* PASSAGE PROVIDED:
──────────────────────────────
EDIT: Interestingly enough I only noticed the snare sounding a lot louder in that higher velocity groove when I bounced the track down to mp3. In my DAW things sound pretty damn even... I'm going like this atm


----------



## newamerikangospel (May 9, 2010)

On the instrument edit section, there is a "vel-to-vol" (velocity to volume) setting that actually has it adjusts volume with velocity. You can also turn your compressor threshold down a little bit farther to catch the increased attack, if changing the setting doesn't help.


----------



## _detox (May 10, 2010)

I hate to jack this thread, but it's at least slightly on topic:

Does anyone have any tips for toms? I like the big thundering low toms that still have a little high end attack. But all of my work has yielded toms that have that low thunder, but they ring a LOT. I've tried gating them, but it's always too much, so I don't think that's the way to go. Any help?
 
Btw, the snare tips in this thread are fantastic!


----------



## alex103188 (May 10, 2010)

newamerikangospel said:


> On the instrument edit section, there is a "vel-to-vol" (velocity to volume) setting that actually has it adjusts volume with velocity. You can also turn your compressor threshold down a little bit farther to catch the increased attack, if changing the setting doesn't help.



Jeeebus superior still continues to amaze me with all of its crazy features.

Thanks man I'll give that a shot!

and @ detox I'd hardly say it's hijacking. This forum is long overdue for a compiled list of superior drummer eqing tips in general!


----------



## newamerikangospel (May 12, 2010)

_detox said:


> I hate to jack this thread, but it's at least slightly on topic:
> 
> Does anyone have any tips for toms? I like the big thundering low toms that still have a little high end attack. But all of my work has yielded toms that have that low thunder, but they ring a LOT. I've tried gating them, but it's always too much, so I don't think that's the way to go. Any help?
> 
> Btw, the snare tips in this thread are fantastic!



Transient designer, and EQ. Find where the frequencies ring, do a small rip, then put the Transient designer behind it and pull the sustain down a bit (1-1.5 db generally does the trick). 

As a side note, I used to gate the living hell out of my toms, but always wondered why they didn't sound in the mix like most record's drum tones I liked. It was because the ringing is kind of annoying when the drums are solo'ed, but they give the toms "life" in the mix (as long as it isn't too overbearing). I would suggest finding the ring "fundamental" with the tom by itself, but doing the ripping and transient designer while in a mix. That is what worked for me


----------



## newamerikangospel (May 12, 2010)
──────────────────────────────
* ENTRIES SHOWN:

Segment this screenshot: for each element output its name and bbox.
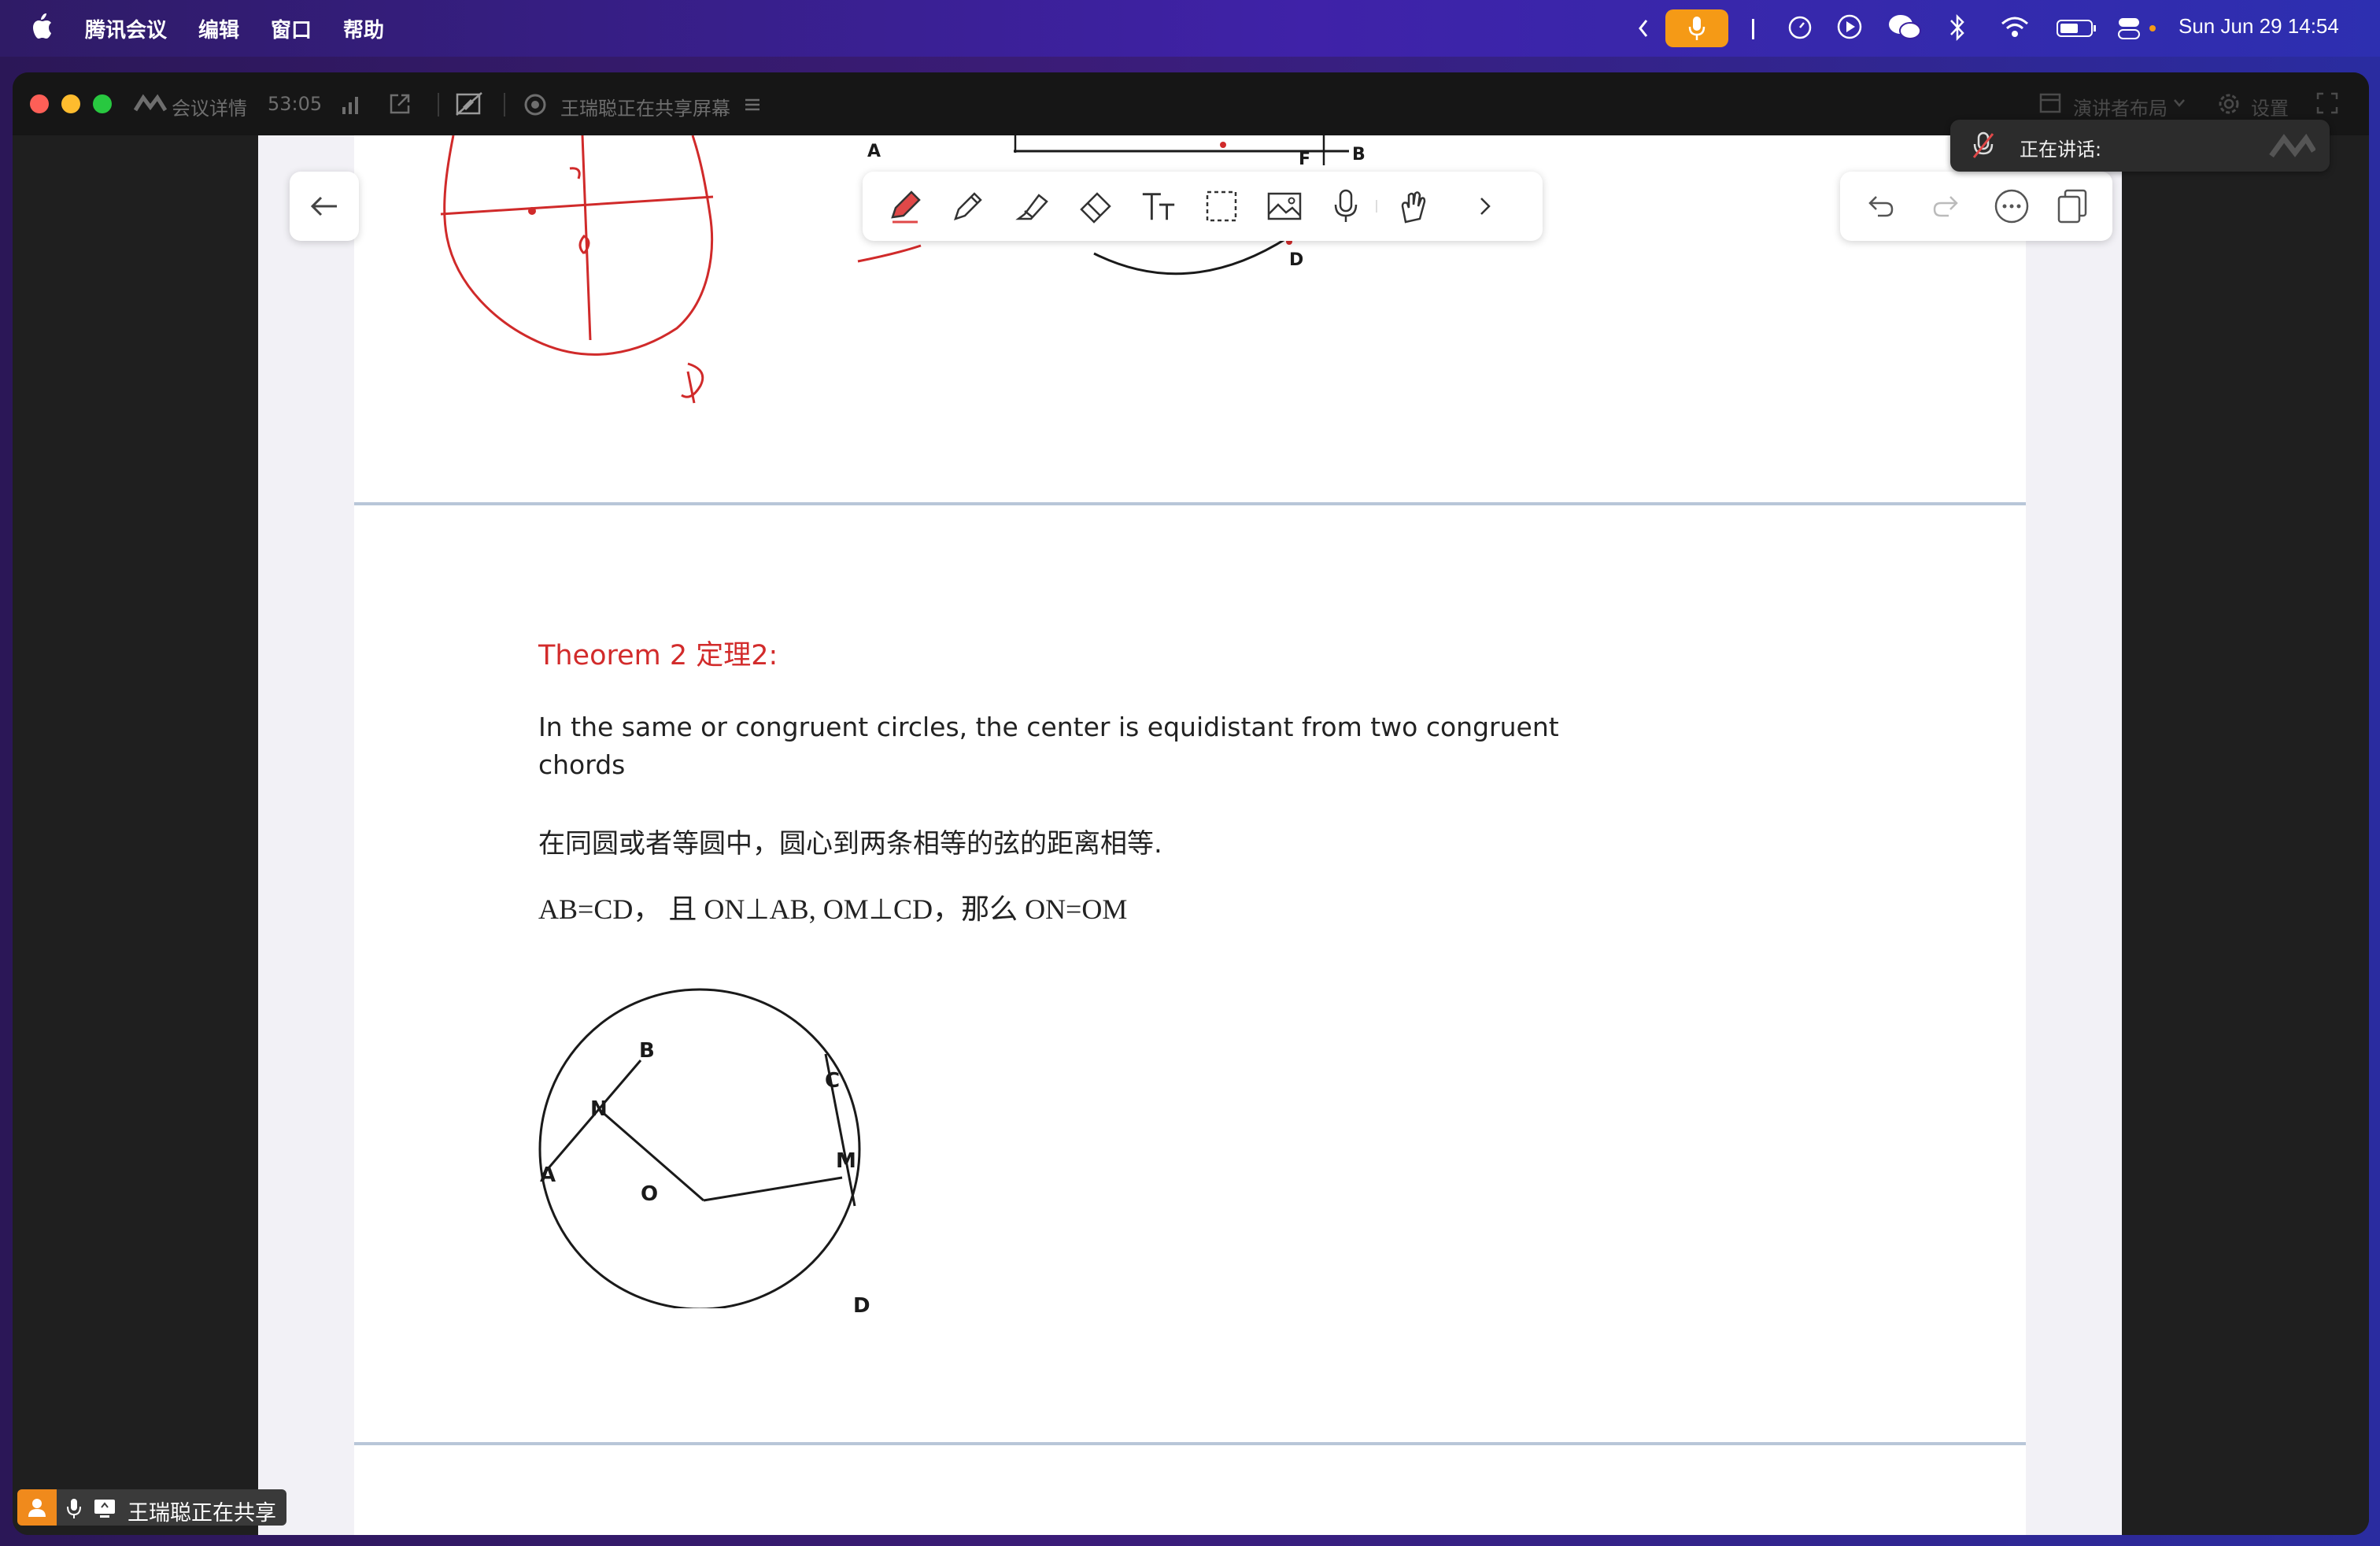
menu-edit[interactable]: 编辑 — [198, 14, 239, 43]
app-menu[interactable]: 腾讯会议 — [85, 14, 167, 43]
divider-icon — [1752, 19, 1755, 39]
theorem-title: Theorem 2 定理2: — [538, 640, 778, 671]
close-window-button[interactable] — [30, 94, 49, 113]
chevron-down-icon[interactable] — [2172, 98, 2186, 109]
eraser-icon[interactable] — [1077, 187, 1114, 225]
undo-icon[interactable] — [1862, 187, 1900, 225]
theorem-statement-english: In the same or congruent circles, the ce… — [538, 712, 1559, 780]
diagram-label-d: D — [853, 1294, 870, 1318]
circle-chord-diagram — [538, 988, 861, 1308]
microphone-icon — [1687, 15, 1706, 42]
text-icon[interactable] — [1140, 187, 1177, 225]
signal-strength-icon[interactable] — [340, 94, 362, 115]
wechat-icon[interactable] — [1887, 13, 1922, 43]
speaking-indicator: 正在讲话: — [1950, 120, 2330, 172]
diagram-label-m: M — [836, 1149, 856, 1173]
menu-help[interactable]: 帮助 — [343, 14, 384, 43]
drawing-toolbar — [863, 172, 1543, 241]
presenter-layout-button[interactable]: 演讲者布局 — [2073, 93, 2168, 120]
speaker-avatar-icon — [2268, 132, 2315, 161]
chevron-left-icon[interactable] — [1637, 17, 1650, 39]
diagram-label-c: C — [825, 1069, 841, 1093]
chevron-right-icon[interactable] — [1465, 187, 1503, 225]
diagram-label-o: O — [641, 1182, 659, 1206]
external-window-icon[interactable] — [387, 91, 412, 117]
menu-bar: 腾讯会议 编辑 窗口 帮助 Sun Jun 29 14:54 — [0, 0, 2380, 57]
battery-icon[interactable] — [2056, 17, 2098, 39]
diagram-circle — [538, 988, 861, 1308]
microphone-icon — [66, 1497, 82, 1519]
figure-label-a: A — [867, 142, 881, 161]
handwritten-chord — [440, 195, 714, 216]
minimize-window-button[interactable] — [61, 94, 80, 113]
segment-om — [703, 1176, 843, 1202]
control-center-icon[interactable] — [2117, 16, 2158, 41]
diagram-label-a: A — [540, 1163, 556, 1187]
pen-icon[interactable] — [886, 187, 924, 225]
document-page-current: Theorem 2 定理2: In the same or congruent … — [354, 505, 2026, 1442]
screen-share-icon — [93, 1498, 116, 1518]
speaking-label: 正在讲话: — [2020, 139, 2102, 161]
handwritten-circle — [443, 135, 714, 356]
titlebar-divider — [438, 93, 439, 117]
wifi-icon[interactable] — [1999, 13, 2031, 41]
bluetooth-icon[interactable] — [1947, 13, 1968, 43]
image-icon[interactable] — [1266, 187, 1303, 225]
presenter-layout-icon[interactable] — [2038, 91, 2062, 115]
menu-window[interactable]: 窗口 — [271, 14, 312, 43]
theorem-statement-chinese: 在同圆或者等圆中，圆心到两条相等的弦的距离相等. — [538, 828, 1162, 860]
sharing-badge[interactable]: 王瑞聪正在共享 — [17, 1489, 286, 1526]
toolbar-divider — [1376, 200, 1377, 213]
titlebar-divider — [504, 93, 505, 117]
back-button[interactable] — [290, 172, 359, 241]
laser-hand-icon[interactable] — [1395, 187, 1432, 225]
mic-active-indicator[interactable] — [1665, 9, 1728, 47]
figure-label-b: B — [1352, 145, 1366, 165]
diagram-label-n: N — [590, 1097, 608, 1121]
sharing-badge-text: 王瑞聪正在共享 — [128, 1501, 276, 1526]
whiteboard-document[interactable]: A B F D Theorem 2 定理2: In the same or co… — [258, 135, 2122, 1535]
mic-muted-icon — [1971, 131, 1996, 161]
screen-share-icon — [523, 93, 548, 117]
figure-label-d: D — [1289, 250, 1304, 270]
more-icon[interactable] — [1993, 187, 2031, 225]
figure-label-f: F — [1299, 150, 1311, 169]
annotation-off-icon[interactable] — [455, 91, 483, 117]
mic-icon[interactable] — [1327, 187, 1365, 225]
fullscreen-icon[interactable] — [2315, 91, 2339, 115]
tencent-meeting-logo-icon — [134, 93, 167, 115]
redo-icon[interactable] — [1927, 187, 1964, 225]
whiteboard-actions-toolbar — [1840, 172, 2112, 241]
user-icon — [17, 1489, 57, 1526]
menubar-clock[interactable]: Sun Jun 29 14:54 — [2179, 14, 2339, 39]
arrow-left-icon — [309, 194, 340, 219]
settings-button[interactable]: 设置 — [2251, 93, 2289, 120]
sharing-status-text: 王瑞聪正在共享屏幕 — [560, 98, 730, 120]
document-page-next — [354, 1445, 2026, 1535]
shared-screen-area: A B F D Theorem 2 定理2: In the same or co… — [13, 135, 2369, 1535]
meeting-duration: 53:05 — [268, 93, 323, 115]
play-icon[interactable] — [1835, 13, 1864, 41]
select-icon[interactable] — [1203, 187, 1240, 225]
list-icon[interactable] — [743, 96, 762, 113]
pencil-icon[interactable] — [949, 187, 987, 225]
highlighter-icon[interactable] — [1014, 187, 1051, 225]
theorem-equation: AB=CD， 且 ON⊥AB, OM⊥CD，那么 ON=OM — [538, 893, 1128, 925]
diagram-label-b: B — [639, 1039, 655, 1063]
meeting-window: 会议详情 53:05 王瑞聪正在共享屏幕 演讲者布局 设置 A B F D Th… — [13, 72, 2369, 1535]
timer-icon[interactable] — [1787, 13, 1813, 41]
gear-icon[interactable] — [2216, 91, 2241, 117]
apple-logo-icon[interactable] — [30, 13, 54, 41]
meeting-details-link[interactable]: 会议详情 — [172, 93, 247, 120]
zoom-window-button[interactable] — [93, 94, 112, 113]
copy-pages-icon[interactable] — [2054, 187, 2092, 225]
──────────────────────────────
* JOB: Reproduce the drum-mixing thread word for word, starting at "Transient designer, and" and ending at "does the trick).". Work only from the drum-mixing thread and leave the data aside.

* SOLUTION FOR THIS PROBLEM:
Transient designer, and EQ. Find where the frequencies ring, do a small rip, then put the Transient designer behind it and pull the sustain down a bit (1-1.5 db generally does the trick).